[Stored items from a collection]
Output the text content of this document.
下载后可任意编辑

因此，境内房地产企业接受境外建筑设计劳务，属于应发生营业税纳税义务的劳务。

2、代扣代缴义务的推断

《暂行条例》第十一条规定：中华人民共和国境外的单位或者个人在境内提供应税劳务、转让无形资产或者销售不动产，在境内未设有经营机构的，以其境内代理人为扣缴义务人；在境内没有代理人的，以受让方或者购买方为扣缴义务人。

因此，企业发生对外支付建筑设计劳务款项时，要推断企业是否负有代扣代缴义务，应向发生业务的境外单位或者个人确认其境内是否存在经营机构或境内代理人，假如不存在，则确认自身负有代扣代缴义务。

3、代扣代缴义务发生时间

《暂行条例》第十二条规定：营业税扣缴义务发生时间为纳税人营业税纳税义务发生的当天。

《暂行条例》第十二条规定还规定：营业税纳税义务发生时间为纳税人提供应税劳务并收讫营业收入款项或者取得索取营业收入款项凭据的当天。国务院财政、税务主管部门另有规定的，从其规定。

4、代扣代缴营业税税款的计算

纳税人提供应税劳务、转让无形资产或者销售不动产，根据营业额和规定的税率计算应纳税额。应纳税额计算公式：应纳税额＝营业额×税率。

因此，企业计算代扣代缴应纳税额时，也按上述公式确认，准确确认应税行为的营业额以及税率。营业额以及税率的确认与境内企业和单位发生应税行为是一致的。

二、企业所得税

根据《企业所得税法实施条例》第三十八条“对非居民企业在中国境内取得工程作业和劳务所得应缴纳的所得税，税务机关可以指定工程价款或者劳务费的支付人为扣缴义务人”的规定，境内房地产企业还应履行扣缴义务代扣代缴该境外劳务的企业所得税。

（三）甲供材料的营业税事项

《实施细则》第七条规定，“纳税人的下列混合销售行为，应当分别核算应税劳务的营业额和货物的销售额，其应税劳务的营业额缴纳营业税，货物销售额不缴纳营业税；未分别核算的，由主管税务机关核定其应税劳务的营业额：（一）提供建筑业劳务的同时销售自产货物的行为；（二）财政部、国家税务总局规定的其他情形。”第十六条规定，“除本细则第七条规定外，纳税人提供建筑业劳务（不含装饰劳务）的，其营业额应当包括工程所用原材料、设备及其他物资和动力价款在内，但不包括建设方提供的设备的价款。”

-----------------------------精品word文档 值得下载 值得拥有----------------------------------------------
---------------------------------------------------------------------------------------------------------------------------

* [The problem]: Copy each line of the records above that carries the word "转让无形资产或者销售不动产".

* [Correct answer]:
《暂行条例》第十一条规定：中华人民共和国境外的单位或者个人在境内提供应税劳务、转让无形资产或者销售不动产，在境内未设有经营机构的，以其境内代理人为扣缴义务人；在境内没有代理人的，以受让方或者购买方为扣缴义务人。
纳税人提供应税劳务、转让无形资产或者销售不动产，根据营业额和规定的税率计算应纳税额。应纳税额计算公式：应纳税额＝营业额×税率。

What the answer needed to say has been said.